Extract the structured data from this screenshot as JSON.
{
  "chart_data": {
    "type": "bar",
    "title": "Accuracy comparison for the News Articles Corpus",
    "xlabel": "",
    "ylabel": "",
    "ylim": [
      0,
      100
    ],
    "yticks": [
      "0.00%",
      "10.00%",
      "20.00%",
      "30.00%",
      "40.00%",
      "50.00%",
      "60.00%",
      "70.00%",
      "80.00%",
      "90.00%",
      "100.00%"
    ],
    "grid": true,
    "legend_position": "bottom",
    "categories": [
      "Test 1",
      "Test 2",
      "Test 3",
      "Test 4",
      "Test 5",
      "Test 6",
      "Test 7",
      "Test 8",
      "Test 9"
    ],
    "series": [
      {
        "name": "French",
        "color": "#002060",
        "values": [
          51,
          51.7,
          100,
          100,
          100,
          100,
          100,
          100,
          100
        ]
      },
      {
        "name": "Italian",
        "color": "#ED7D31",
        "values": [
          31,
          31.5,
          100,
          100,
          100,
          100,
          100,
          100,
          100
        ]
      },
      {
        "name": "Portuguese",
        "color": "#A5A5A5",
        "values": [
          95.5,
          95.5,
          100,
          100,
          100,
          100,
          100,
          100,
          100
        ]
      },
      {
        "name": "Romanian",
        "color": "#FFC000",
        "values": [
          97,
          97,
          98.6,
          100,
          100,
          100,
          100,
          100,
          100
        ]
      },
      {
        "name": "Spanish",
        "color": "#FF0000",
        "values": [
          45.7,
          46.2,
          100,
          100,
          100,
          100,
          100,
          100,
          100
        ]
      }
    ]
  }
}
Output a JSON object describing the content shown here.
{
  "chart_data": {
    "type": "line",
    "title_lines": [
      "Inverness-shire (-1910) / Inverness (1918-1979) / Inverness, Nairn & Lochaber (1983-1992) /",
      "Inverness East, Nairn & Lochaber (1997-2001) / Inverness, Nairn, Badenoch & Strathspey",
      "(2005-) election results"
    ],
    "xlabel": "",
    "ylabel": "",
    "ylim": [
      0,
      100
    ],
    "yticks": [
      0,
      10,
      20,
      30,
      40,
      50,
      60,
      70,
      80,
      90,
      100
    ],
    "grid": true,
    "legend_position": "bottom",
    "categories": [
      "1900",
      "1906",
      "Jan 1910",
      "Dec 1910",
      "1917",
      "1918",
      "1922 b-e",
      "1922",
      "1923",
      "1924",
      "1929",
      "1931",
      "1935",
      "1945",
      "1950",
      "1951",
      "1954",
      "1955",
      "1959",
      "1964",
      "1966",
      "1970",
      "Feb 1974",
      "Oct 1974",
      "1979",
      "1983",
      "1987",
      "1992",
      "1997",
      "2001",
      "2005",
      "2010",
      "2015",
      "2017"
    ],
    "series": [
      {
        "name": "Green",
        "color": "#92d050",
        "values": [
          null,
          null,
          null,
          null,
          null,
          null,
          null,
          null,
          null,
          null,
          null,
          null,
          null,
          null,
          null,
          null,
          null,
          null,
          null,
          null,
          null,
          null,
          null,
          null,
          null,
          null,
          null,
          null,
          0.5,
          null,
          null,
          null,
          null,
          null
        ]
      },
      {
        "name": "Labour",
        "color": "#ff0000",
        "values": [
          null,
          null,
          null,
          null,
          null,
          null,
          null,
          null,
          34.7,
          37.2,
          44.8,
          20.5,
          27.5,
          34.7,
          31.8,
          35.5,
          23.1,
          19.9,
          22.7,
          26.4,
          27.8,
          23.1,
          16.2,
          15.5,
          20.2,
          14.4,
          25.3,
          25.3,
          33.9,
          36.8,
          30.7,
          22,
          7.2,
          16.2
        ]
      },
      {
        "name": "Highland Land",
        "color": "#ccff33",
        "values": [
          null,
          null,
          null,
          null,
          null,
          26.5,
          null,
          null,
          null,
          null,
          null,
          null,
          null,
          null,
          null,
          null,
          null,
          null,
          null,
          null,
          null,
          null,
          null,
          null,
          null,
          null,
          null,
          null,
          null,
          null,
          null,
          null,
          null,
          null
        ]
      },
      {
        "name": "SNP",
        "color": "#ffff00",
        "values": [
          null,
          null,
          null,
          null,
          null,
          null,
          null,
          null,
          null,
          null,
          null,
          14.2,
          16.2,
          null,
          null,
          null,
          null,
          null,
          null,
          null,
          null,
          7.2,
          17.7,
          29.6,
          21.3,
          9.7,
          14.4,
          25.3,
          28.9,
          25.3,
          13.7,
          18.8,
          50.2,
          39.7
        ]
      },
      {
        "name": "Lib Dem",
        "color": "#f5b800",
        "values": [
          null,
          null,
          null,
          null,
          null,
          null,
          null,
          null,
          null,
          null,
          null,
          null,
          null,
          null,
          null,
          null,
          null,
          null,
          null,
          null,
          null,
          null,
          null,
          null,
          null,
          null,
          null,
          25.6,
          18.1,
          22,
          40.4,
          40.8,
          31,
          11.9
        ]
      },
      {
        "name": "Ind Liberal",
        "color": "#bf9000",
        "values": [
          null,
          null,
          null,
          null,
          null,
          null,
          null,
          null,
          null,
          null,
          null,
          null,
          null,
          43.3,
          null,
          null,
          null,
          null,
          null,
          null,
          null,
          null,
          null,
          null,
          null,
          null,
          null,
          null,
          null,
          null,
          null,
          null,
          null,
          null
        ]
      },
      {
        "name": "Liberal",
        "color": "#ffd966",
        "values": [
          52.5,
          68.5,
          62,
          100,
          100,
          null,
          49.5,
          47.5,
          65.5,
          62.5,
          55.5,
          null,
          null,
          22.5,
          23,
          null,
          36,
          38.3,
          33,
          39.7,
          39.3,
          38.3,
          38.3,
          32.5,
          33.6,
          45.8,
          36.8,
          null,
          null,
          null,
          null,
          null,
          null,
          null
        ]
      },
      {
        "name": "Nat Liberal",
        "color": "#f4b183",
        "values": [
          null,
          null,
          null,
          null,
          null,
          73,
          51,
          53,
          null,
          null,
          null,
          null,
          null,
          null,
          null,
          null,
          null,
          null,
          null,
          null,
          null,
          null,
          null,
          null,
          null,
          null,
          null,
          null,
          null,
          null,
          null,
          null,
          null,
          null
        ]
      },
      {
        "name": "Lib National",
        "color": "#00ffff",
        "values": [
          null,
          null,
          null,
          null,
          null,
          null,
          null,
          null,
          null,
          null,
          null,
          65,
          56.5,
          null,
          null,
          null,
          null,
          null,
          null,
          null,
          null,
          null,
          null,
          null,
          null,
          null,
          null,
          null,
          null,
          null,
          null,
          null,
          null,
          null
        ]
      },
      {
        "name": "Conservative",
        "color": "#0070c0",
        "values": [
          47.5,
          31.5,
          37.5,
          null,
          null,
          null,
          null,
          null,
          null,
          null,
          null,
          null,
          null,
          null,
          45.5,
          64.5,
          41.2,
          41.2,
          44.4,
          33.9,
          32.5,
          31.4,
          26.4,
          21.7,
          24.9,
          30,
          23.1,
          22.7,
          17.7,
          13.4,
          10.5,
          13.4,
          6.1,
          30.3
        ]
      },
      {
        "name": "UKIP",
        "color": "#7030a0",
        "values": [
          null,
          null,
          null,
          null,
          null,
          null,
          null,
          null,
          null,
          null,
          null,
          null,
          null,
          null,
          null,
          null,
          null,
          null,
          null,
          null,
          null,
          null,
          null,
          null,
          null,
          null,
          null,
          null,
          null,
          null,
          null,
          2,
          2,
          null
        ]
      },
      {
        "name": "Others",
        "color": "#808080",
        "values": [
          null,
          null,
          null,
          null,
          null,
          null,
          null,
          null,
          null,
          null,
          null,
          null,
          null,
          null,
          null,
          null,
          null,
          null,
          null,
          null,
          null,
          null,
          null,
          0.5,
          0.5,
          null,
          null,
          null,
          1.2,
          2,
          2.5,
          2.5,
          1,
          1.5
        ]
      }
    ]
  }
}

Objective:
Pick out each line above that includes "Inverness" and show it.

Full answer:
      "Inverness-shire (-1910) / Inverness (1918-1979) / Inverness, Nairn & Lochaber (1983-1992) /",
      "Inverness East, Nairn & Lochaber (1997-2001) / Inverness, Nairn, Badenoch & Strathspey",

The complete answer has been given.